To be done
Images must not appear in your copy; reproduce every other part of the records exactly.

Records for the exercise
§ §

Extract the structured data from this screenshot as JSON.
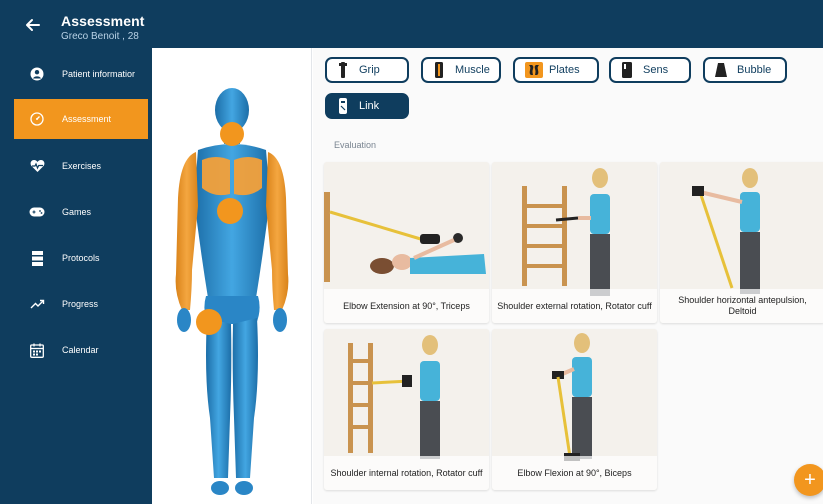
{
  "header": {
    "title": "Assessment",
    "subtitle": "Greco Benoit , 28",
    "back_icon": "arrow-left-icon"
  },
  "sidebar": {
    "items": [
      {
        "label": "Patient informatior",
        "icon": "person-circle-icon"
      },
      {
        "label": "Assessment",
        "icon": "gauge-icon",
        "active": true
      },
      {
        "label": "Exercises",
        "icon": "heart-pulse-icon"
      },
      {
        "label": "Games",
        "icon": "gamepad-icon"
      },
      {
        "label": "Protocols",
        "icon": "stack-icon"
      },
      {
        "label": "Progress",
        "icon": "trend-up-icon"
      },
      {
        "label": "Calendar",
        "icon": "calendar-icon"
      }
    ]
  },
  "devices": [
    {
      "label": "Grip",
      "icon": "grip-device-icon"
    },
    {
      "label": "Muscle",
      "icon": "muscle-device-icon"
    },
    {
      "label": "Plates",
      "icon": "plates-device-icon"
    },
    {
      "label": "Sens",
      "icon": "sens-device-icon"
    },
    {
      "label": "Bubble",
      "icon": "bubble-device-icon"
    },
    {
      "label": "Link",
      "icon": "link-device-icon",
      "selected": true
    }
  ],
  "evaluation": {
    "label": "Evaluation",
    "cards": [
      {
        "caption": "Elbow Extension at 90°, Triceps"
      },
      {
        "caption": "Shoulder external rotation, Rotator cuff"
      },
      {
        "caption": "Shoulder horizontal antepulsion, Deltoid"
      },
      {
        "caption": "Shoulder internal rotation, Rotator cuff"
      },
      {
        "caption": "Elbow Flexion at 90°, Biceps"
      }
    ]
  },
  "fab": {
    "label": "+",
    "icon": "add-icon"
  },
  "colors": {
    "primary": "#0f3d5e",
    "accent": "#f2961e",
    "body_blue": "#2f8fd3"
  }
}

§ §

Written answer
Extract the structured data from this screenshot as JSON.
{
  "header": {
    "title": "Assessment",
    "subtitle": "Greco Benoit , 28",
    "back_icon": "arrow-left-icon"
  },
  "sidebar": {
    "items": [
      {
        "label": "Patient informatior",
        "icon": "person-circle-icon"
      },
      {
        "label": "Assessment",
        "icon": "gauge-icon",
        "active": true
      },
      {
        "label": "Exercises",
        "icon": "heart-pulse-icon"
      },
      {
        "label": "Games",
        "icon": "gamepad-icon"
      },
      {
        "label": "Protocols",
        "icon": "stack-icon"
      },
      {
        "label": "Progress",
        "icon": "trend-up-icon"
      },
      {
        "label": "Calendar",
        "icon": "calendar-icon"
      }
    ]
  },
  "devices": [
    {
      "label": "Grip",
      "icon": "grip-device-icon"
    },
    {
      "label": "Muscle",
      "icon": "muscle-device-icon"
    },
    {
      "label": "Plates",
      "icon": "plates-device-icon"
    },
    {
      "label": "Sens",
      "icon": "sens-device-icon"
    },
    {
      "label": "Bubble",
      "icon": "bubble-device-icon"
    },
    {
      "label": "Link",
      "icon": "link-device-icon",
      "selected": true
    }
  ],
  "evaluation": {
    "label": "Evaluation",
    "cards": [
      {
        "caption": "Elbow Extension at 90°, Triceps"
      },
      {
        "caption": "Shoulder external rotation, Rotator cuff"
      },
      {
        "caption": "Shoulder horizontal antepulsion, Deltoid"
      },
      {
        "caption": "Shoulder internal rotation, Rotator cuff"
      },
      {
        "caption": "Elbow Flexion at 90°, Biceps"
      }
    ]
  },
  "fab": {
    "label": "+",
    "icon": "add-icon"
  },
  "colors": {
    "primary": "#0f3d5e",
    "accent": "#f2961e",
    "body_blue": "#2f8fd3"
  }
}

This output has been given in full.